── Fragmento del texto
Desde una perspectiva encarnada en los sures del mundo, territorios cuya independencia es más formal que material, la antropóloga argentina Rita Segato apunta, por su parte, a la disfuncionalidad que entrañan la compasión, la empatía, los vínculos o el arraigo local y comunitario para el proyecto histórico del capital. La violencia contra las mujeres y los sujetos feminizados o colonizados —entendiendo, además, que la primera colonia humana fue el cuerpo de la mujer—, deben ser comprendidas como el producto más visible de lo que ella denomina pedagogía de la crueldad. Así, “en esta fase extrema y apocalíptica” de lo que llamamos eufemísticamente economía de libre mercado “en la cual rapiñar, desplazar, desarraigar, esclavizar y explotar al máximo son el camino de la acumulación, esto es, la meta que orienta el proyecto histórico del capital, es crucialmente instrumental reducir la empatía humana y entrenar a las personas para que consigan ejecutar, tolerar y convivir con actos de crueldad cotidianos.” La exposición permanente a formas más o menos extremas de crueldad, que van desde el régimen dictatorial que prevalece en las relaciones labores hasta el goteo constante de feminicidios y la acumulación de desamparo y muerte en las fronteras de los países más ricos, contribuyen a empujar hacia adelante esta desensibilización ante la vida de los otros, humanos y no humanos.
────
── Datos proporcionados
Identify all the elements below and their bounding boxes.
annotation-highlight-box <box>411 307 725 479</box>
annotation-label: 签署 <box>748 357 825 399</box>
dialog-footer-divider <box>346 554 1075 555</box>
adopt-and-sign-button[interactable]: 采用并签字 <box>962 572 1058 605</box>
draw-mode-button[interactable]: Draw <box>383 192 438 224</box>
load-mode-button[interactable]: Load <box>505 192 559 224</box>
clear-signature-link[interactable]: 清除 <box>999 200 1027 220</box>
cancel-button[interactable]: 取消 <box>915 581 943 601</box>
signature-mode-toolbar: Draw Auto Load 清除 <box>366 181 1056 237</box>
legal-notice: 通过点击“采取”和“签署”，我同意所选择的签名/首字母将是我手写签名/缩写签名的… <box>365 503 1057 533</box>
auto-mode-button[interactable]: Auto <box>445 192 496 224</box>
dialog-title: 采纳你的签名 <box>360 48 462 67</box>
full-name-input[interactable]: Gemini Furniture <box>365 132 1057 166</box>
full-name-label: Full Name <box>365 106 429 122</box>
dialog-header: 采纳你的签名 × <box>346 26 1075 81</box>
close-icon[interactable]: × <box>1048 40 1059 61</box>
────
> _Actividad 1_:
Responde a estas preguntas con la información del texto sobre la pedagogía de la crueldad:
(a) ¿Qué nacionalidad y qué profesión tiene Rita Segato?
(b) ¿Qué fue, según el texto, la primera colonia humana?
(c) Según la cita, ¿qué es crucialmente instrumental reducir?
> _Actividad 2_: Continúa el texto sobre la pedagogía de la crueldad a partir de su última oración.

> _Respuesta 1_:
(a) Es argentina y antropóloga.
(b) El cuerpo de la mujer.
(c) La empatía humana.

> _Respuesta 2_:
Ahora bien, ¿cómo intentar detener esta mutación de la sensibilidad? ¿Tenemos alguna posibilidad de escapar a la omnipresente pedagogía de la crueldad? ¿Estamos condenados a adaptarnos mediante la obediencia alegre a la axiomática capitalista y a seguir arrastrando estas vidas de derechas donde nuestro consumo de “experiencias” conlleva la explotación de otros? Aquí cabe plantearse, siguiendo al politólogo Diego Sztulwark, el rechazo a los “modos de vida” que, en su aparente diversidad, están todos codificados para adaptarse automáticamente a la conducta depredadora del mercado y afirmar, desde adentro y a la contra, una “forma de vida” que crezca a partir del potencial subversivo de los síntomas, los malestares y las anomalías de quienes se atreven a decir “no puedo más” y buscan compañía entre los demás anormales, entre quienes se resisten a convertirse en unidades y politizan su vulnerabilidad. Desde las heridas de nuestra sensibilidad es aún posible decodificar las intensidades de los cuerpos, escuchar lo que no se dice, ver lo que no se muestra. Puede parecer paradójico, pero si hay algo hoy día que nos puede llenar de alegría compartida y afirmar rotundamente nuestro querer vivir es decir que NO.